- Given request
Each record must be retyped in full. No character may differ.

Records contained in a dataset:
┏━━

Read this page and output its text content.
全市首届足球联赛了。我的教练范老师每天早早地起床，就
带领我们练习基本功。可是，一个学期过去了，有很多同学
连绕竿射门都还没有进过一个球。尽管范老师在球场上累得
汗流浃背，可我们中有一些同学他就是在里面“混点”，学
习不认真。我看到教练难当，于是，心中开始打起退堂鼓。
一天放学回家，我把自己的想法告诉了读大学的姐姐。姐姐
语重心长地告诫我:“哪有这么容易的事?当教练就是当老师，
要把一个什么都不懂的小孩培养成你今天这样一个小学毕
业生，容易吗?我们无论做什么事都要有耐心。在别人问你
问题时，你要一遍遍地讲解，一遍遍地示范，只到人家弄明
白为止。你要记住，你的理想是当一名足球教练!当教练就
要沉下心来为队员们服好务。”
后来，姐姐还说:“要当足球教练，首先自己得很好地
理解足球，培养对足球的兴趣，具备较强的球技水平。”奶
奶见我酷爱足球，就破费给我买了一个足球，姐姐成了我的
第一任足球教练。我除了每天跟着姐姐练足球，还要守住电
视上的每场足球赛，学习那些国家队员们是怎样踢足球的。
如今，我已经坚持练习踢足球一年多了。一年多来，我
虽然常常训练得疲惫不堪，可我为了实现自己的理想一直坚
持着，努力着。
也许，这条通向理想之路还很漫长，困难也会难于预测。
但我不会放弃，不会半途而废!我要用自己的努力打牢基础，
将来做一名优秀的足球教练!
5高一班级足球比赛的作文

┗━━

- Solution to the exercise
Read this page and output its text content.
全市首届足球联赛了。我的教练范老师每天早早地起床，就
带领我们练习基本功。可是，一个学期过去了，有很多同学
连绕竿射门都还没有进过一个球。尽管范老师在球场上累得
汗流浃背，可我们中有一些同学他就是在里面“混点”，学
习不认真。我看到教练难当，于是，心中开始打起退堂鼓。
一天放学回家，我把自己的想法告诉了读大学的姐姐。姐姐
语重心长地告诫我:“哪有这么容易的事?当教练就是当老师，
要把一个什么都不懂的小孩培养成你今天这样一个小学毕
业生，容易吗?我们无论做什么事都要有耐心。在别人问你
问题时，你要一遍遍地讲解，一遍遍地示范，只到人家弄明
白为止。你要记住，你的理想是当一名足球教练!当教练就
要沉下心来为队员们服好务。”
后来，姐姐还说:“要当足球教练，首先自己得很好地
理解足球，培养对足球的兴趣，具备较强的球技水平。”奶
奶见我酷爱足球，就破费给我买了一个足球，姐姐成了我的
第一任足球教练。我除了每天跟着姐姐练足球，还要守住电
视上的每场足球赛，学习那些国家队员们是怎样踢足球的。
如今，我已经坚持练习踢足球一年多了。一年多来，我
虽然常常训练得疲惫不堪，可我为了实现自己的理想一直坚
持着，努力着。
也许，这条通向理想之路还很漫长，困难也会难于预测。
但我不会放弃，不会半途而废!我要用自己的努力打牢基础，
将来做一名优秀的足球教练!
5高一班级足球比赛的作文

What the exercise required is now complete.